#### Stated task
The data must be written out once more, precisely as given.

(Collection entries)

• • • •

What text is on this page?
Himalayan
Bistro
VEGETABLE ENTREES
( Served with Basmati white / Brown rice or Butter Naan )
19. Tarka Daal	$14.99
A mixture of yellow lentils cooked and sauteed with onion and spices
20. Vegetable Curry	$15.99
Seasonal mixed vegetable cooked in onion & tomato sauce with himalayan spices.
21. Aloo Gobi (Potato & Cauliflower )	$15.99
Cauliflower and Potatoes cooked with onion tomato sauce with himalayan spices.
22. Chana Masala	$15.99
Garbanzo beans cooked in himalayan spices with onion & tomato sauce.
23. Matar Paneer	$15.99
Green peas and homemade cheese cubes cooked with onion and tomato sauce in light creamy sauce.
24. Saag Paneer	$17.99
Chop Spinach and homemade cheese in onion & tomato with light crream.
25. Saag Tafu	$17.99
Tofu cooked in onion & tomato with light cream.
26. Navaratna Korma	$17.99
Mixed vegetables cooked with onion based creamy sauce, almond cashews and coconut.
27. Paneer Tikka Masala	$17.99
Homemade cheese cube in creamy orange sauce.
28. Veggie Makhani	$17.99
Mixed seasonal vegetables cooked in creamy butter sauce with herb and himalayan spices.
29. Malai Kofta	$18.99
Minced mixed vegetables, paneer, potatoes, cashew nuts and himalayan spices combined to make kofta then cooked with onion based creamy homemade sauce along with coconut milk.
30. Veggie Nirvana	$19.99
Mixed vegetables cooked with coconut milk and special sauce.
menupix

• • • •

#### Result
What text is on this page?
Himalayan
Bistro
VEGETABLE ENTREES
( Served with Basmati white / Brown rice or Butter Naan )
19. Tarka Daal	$14.99
A mixture of yellow lentils cooked and sauteed with onion and spices
20. Vegetable Curry	$15.99
Seasonal mixed vegetable cooked in onion & tomato sauce with himalayan spices.
21. Aloo Gobi (Potato & Cauliflower )	$15.99
Cauliflower and Potatoes cooked with onion tomato sauce with himalayan spices.
22. Chana Masala	$15.99
Garbanzo beans cooked in himalayan spices with onion & tomato sauce.
23. Matar Paneer	$15.99
Green peas and homemade cheese cubes cooked with onion and tomato sauce in light creamy sauce.
24. Saag Paneer	$17.99
Chop Spinach and homemade cheese in onion & tomato with light crream.
25. Saag Tafu	$17.99
Tofu cooked in onion & tomato with light cream.
26. Navaratna Korma	$17.99
Mixed vegetables cooked with onion based creamy sauce, almond cashews and coconut.
27. Paneer Tikka Masala	$17.99
Homemade cheese cube in creamy orange sauce.
28. Veggie Makhani	$17.99
Mixed seasonal vegetables cooked in creamy butter sauce with herb and himalayan spices.
29. Malai Kofta	$18.99
Minced mixed vegetables, paneer, potatoes, cashew nuts and himalayan spices combined to make kofta then cooked with onion based creamy homemade sauce along with coconut milk.
30. Veggie Nirvana	$19.99
Mixed vegetables cooked with coconut milk and special sauce.
menupix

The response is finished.